» **Problem details**:
Count only the lines of the records that hold "Ladislaus", then give the number without any other words.

==*==

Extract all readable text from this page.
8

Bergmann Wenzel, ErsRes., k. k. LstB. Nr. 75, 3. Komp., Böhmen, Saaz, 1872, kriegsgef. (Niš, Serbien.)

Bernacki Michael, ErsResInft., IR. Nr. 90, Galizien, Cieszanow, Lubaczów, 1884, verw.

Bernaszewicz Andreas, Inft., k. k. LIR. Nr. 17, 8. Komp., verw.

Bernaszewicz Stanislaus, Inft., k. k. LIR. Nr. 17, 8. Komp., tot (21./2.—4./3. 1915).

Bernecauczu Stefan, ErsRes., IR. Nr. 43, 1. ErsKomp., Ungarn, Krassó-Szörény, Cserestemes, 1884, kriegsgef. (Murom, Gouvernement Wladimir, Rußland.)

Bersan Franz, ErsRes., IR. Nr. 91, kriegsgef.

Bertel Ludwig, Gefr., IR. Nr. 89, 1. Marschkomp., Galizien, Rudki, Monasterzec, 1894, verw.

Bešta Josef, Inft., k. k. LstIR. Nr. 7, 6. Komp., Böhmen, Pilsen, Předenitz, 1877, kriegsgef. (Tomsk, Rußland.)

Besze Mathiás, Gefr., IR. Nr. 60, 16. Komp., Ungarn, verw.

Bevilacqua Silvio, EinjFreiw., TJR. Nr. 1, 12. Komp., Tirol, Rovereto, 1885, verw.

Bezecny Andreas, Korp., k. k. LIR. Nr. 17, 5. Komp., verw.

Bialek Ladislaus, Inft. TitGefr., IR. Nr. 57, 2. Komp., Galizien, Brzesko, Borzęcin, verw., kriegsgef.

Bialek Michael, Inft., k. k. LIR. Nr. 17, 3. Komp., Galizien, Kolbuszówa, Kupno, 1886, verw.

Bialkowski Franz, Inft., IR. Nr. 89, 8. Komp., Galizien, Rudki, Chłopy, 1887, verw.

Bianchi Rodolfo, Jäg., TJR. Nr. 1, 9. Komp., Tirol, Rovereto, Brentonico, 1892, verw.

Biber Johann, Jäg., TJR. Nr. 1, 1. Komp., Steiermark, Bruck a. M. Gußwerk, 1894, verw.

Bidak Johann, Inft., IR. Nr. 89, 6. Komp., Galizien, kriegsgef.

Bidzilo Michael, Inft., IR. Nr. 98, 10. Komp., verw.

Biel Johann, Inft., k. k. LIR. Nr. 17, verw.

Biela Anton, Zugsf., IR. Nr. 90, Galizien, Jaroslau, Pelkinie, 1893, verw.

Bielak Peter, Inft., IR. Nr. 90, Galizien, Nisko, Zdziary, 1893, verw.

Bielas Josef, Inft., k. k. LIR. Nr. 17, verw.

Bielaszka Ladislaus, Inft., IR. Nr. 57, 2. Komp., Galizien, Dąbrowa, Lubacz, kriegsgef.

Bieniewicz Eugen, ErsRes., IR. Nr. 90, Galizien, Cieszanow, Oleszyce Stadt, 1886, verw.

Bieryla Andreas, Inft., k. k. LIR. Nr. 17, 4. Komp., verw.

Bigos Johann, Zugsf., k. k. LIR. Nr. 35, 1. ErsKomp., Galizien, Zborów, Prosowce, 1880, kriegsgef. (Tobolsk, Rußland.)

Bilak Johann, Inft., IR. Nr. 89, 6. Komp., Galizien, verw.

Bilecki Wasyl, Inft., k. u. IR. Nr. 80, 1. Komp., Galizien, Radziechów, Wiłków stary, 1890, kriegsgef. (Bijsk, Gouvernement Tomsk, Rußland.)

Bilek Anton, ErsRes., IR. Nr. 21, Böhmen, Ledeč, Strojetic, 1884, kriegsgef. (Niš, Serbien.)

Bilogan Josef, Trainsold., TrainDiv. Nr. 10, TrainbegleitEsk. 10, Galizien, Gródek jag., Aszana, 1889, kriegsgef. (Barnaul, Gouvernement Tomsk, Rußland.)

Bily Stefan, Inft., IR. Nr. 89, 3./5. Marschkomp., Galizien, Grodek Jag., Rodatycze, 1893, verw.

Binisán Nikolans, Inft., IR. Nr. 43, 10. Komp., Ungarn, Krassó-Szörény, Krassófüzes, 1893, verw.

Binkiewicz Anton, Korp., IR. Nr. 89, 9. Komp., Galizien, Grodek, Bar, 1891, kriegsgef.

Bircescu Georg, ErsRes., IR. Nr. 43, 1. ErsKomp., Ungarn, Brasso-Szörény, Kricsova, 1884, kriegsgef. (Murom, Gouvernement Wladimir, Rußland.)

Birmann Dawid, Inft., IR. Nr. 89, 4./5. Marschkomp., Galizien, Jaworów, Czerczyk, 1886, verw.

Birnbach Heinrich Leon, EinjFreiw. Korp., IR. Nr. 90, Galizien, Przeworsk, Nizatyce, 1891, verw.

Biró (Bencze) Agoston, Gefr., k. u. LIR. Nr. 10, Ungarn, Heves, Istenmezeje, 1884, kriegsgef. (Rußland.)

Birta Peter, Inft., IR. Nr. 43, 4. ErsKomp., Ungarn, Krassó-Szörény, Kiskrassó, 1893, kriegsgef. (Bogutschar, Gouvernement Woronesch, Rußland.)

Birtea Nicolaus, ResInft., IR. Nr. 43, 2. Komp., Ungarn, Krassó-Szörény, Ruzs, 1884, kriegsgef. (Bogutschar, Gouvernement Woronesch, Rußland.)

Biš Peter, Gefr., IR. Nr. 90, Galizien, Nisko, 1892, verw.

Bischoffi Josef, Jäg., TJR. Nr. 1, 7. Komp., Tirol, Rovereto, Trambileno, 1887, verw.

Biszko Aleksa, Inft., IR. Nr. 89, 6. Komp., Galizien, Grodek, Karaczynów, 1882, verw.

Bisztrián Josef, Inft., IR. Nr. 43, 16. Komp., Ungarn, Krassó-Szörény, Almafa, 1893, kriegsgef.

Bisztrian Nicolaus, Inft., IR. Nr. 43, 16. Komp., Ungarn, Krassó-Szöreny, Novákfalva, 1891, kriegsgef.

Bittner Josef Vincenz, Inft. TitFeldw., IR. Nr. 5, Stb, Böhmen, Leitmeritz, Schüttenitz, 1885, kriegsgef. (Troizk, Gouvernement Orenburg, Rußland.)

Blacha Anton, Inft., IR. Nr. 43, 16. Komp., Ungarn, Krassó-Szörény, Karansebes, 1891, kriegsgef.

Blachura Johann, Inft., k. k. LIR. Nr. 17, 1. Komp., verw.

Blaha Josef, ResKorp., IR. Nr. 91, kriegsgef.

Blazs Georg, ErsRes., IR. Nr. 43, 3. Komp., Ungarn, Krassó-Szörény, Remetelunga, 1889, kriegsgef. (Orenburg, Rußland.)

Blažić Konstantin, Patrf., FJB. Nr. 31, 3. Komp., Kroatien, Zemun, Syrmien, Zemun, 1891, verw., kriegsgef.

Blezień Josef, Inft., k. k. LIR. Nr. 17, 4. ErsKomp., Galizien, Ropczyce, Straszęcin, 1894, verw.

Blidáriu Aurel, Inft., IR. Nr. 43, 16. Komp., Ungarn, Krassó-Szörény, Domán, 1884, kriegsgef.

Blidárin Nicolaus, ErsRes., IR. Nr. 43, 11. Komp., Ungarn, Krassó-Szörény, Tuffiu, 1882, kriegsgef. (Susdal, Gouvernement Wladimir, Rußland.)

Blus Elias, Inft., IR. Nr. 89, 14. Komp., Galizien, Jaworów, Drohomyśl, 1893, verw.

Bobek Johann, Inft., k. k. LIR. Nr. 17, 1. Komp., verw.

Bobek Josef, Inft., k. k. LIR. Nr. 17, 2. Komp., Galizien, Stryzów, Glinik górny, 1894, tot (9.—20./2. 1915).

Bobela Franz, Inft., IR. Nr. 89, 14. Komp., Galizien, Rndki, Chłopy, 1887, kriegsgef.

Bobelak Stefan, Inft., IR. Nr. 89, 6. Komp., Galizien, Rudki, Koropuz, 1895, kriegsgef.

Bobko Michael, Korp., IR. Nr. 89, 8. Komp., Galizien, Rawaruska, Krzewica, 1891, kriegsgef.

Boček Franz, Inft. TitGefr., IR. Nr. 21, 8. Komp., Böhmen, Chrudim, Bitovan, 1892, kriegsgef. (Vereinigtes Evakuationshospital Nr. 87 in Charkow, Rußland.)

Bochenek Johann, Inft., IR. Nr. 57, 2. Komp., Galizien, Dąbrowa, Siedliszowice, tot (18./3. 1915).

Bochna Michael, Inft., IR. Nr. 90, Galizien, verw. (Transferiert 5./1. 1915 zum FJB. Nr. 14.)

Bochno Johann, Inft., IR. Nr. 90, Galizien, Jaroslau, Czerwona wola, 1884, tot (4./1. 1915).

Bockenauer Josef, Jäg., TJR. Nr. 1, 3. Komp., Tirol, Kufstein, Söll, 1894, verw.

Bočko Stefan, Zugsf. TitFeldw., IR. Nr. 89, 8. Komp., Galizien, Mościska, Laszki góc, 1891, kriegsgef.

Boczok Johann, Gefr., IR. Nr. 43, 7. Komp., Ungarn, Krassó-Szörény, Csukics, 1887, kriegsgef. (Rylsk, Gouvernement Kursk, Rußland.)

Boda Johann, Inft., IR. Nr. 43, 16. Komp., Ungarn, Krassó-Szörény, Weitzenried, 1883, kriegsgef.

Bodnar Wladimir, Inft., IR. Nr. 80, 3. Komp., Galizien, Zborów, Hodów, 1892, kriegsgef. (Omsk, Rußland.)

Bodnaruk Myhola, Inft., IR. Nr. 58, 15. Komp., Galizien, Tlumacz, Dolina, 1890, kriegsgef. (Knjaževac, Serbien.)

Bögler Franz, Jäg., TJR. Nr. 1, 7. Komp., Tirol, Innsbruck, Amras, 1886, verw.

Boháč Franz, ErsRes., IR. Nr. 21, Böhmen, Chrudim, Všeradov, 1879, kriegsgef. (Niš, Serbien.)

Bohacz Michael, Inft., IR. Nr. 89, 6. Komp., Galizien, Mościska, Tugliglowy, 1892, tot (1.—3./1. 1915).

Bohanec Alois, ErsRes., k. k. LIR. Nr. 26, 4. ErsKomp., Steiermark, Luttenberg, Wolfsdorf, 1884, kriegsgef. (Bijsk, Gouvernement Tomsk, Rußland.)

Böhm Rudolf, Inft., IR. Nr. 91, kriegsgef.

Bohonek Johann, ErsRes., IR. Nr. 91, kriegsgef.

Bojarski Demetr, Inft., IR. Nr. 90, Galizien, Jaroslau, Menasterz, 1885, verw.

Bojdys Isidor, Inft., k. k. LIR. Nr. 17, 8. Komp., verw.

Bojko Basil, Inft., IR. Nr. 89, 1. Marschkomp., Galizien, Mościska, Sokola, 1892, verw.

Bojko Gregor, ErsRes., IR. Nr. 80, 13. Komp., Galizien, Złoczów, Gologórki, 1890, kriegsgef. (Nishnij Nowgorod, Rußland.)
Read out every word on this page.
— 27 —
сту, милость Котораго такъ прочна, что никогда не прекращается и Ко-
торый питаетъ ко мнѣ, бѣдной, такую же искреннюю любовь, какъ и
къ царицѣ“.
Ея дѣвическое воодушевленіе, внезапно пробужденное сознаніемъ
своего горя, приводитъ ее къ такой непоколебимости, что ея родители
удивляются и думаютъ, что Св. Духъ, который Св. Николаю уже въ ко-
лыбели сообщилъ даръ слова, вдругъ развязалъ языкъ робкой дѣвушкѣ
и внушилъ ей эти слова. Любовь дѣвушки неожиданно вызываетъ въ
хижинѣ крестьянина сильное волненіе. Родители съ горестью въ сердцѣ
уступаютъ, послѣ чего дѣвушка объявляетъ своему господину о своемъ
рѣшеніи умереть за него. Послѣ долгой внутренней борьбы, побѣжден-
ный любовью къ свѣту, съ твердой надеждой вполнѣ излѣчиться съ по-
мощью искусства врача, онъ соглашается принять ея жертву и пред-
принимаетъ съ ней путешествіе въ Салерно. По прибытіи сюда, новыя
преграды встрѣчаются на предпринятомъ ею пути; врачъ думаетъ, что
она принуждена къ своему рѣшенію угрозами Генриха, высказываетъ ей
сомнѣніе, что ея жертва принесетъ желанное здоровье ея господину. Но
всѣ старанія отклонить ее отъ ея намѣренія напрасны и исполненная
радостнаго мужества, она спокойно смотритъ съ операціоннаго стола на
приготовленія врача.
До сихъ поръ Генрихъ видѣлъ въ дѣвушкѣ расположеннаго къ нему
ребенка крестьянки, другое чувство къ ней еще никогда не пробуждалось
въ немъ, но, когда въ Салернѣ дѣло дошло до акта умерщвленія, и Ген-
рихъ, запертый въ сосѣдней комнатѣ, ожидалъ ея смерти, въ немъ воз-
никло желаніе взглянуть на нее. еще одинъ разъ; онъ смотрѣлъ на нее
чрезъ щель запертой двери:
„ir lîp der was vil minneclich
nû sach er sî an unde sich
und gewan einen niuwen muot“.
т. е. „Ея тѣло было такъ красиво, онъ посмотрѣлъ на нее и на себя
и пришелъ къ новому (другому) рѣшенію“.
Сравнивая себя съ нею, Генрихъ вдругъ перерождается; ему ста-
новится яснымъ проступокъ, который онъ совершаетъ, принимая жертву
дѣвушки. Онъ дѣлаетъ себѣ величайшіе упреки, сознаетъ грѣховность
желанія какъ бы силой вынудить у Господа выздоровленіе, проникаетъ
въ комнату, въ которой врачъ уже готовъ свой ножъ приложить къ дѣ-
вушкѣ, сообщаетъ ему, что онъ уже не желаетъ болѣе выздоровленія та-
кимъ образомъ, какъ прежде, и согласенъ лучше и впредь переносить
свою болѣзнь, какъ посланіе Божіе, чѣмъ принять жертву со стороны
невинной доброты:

==*==

» **Expected answer**:
2